## DATA LINES
========================

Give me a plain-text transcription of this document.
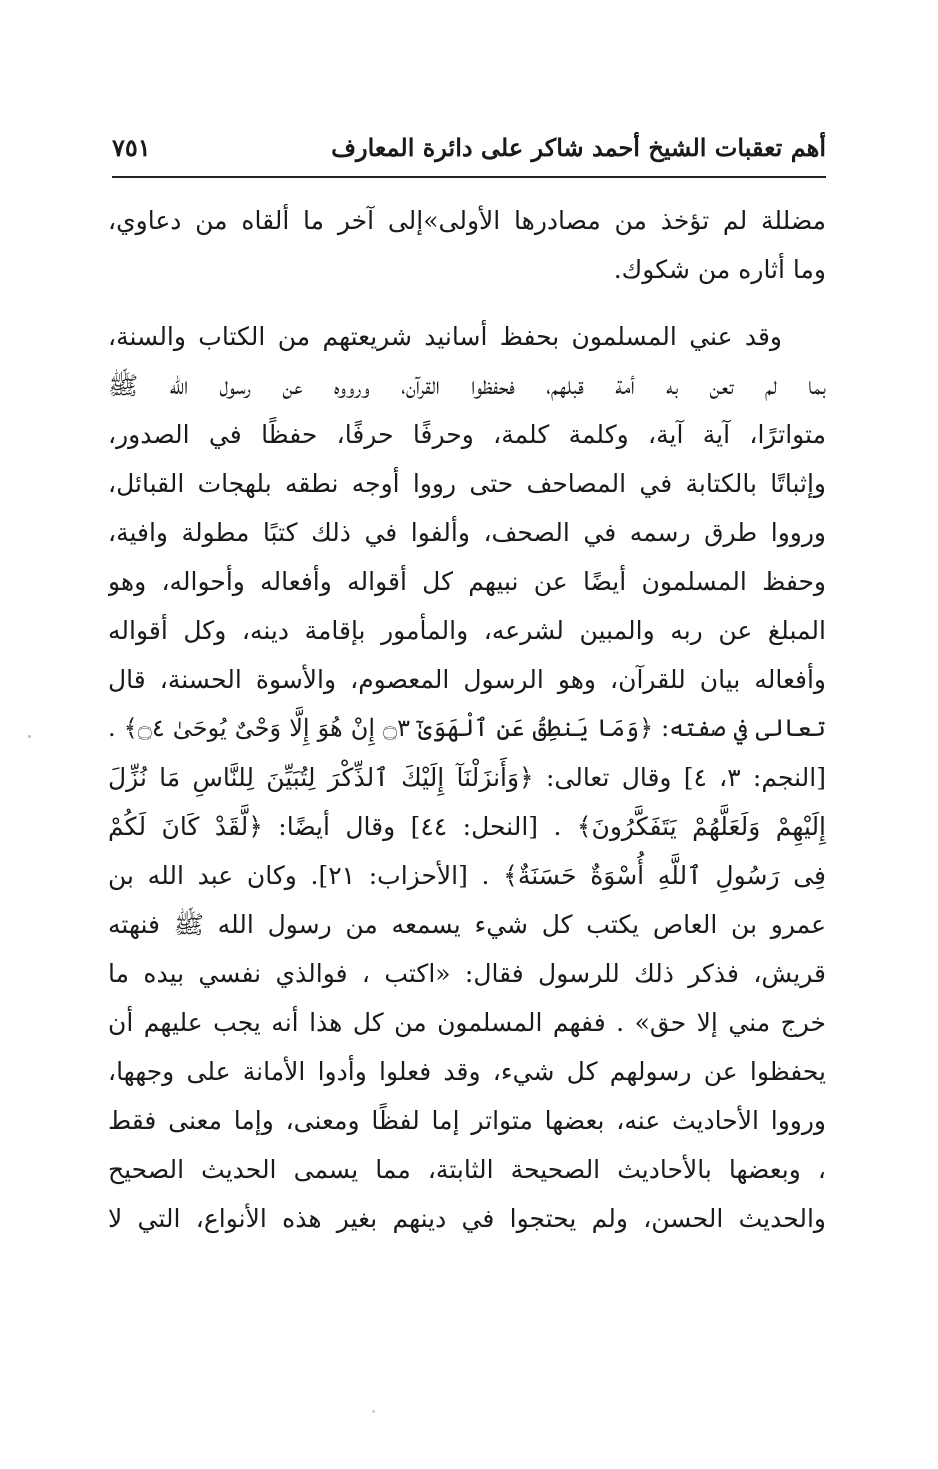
أهم تعقبات الشيخ أحمد شاكر على دائرة المعارف
٧٥١
مضللة لم تؤخذ من مصادرها الأولى»إلى آخر ما ألقاه من دعاوي،
وما أثاره من شكوك.
وقد عني المسلمون بحفظ أسانيد شريعتهم من الكتاب والسنة،
بما لم تعن به أمة قبلهم، فحفظوا القرآن، ورووه عن رسول الله ﷺ
متواترًا، آية آية، وكلمة كلمة، وحرفًا حرفًا، حفظًا في الصدور،
وإثباتًا بالكتابة في المصاحف حتى رووا أوجه نطقه بلهجات القبائل،
ورووا طرق رسمه في الصحف، وألفوا في ذلك كتبًا مطولة وافية،
وحفظ المسلمون أيضًا عن نبيهم كل أقواله وأفعاله وأحواله، وهو
المبلغ عن ربه والمبين لشرعه، والمأمور بإقامة دينه، وكل أقواله
وأفعاله بيان للقرآن، وهو الرسول المعصوم، والأسوة الحسنة، قال
تعالى في صفته: ﴿وَمَا يَنطِقُ عَنِ ٱلْهَوَىٰٓ ۝٣ إِنْ هُوَ إِلَّا وَحْىٌ يُوحَىٰ ۝٤﴾ .
[النجم: ٣، ٤] وقال تعالى: ﴿وَأَنزَلْنَآ إِلَيْكَ ٱلذِّكْرَ لِتُبَيِّنَ لِلنَّاسِ مَا نُزِّلَ
إِلَيْهِمْ وَلَعَلَّهُمْ يَتَفَكَّرُونَ﴾ . [النحل: ٤٤] وقال أيضًا: ﴿لَّقَدْ كَانَ لَكُمْ
فِى رَسُولِ ٱللَّهِ أُسْوَةٌ حَسَنَةٌ﴾ . [الأحزاب: ٢١]. وكان عبد الله بن
عمرو بن العاص يكتب كل شيء يسمعه من رسول الله ﷺ فنهته
قريش، فذكر ذلك للرسول فقال: «اكتب ، فوالذي نفسي بيده ما
خرج مني إلا حق» . ففهم المسلمون من كل هذا أنه يجب عليهم أن
يحفظوا عن رسولهم كل شيء، وقد فعلوا وأدوا الأمانة على وجهها،
ورووا الأحاديث عنه، بعضها متواتر إما لفظًا ومعنى، وإما معنى فقط
، وبعضها بالأحاديث الصحيحة الثابتة، مما يسمى الحديث الصحيح
والحديث الحسن، ولم يحتجوا في دينهم بغير هذه الأنواع، التي لا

========================

## JOB
Count every line of the records that holds the string "ورووا". Write only the total.

## COMPLETE OUTPUT
2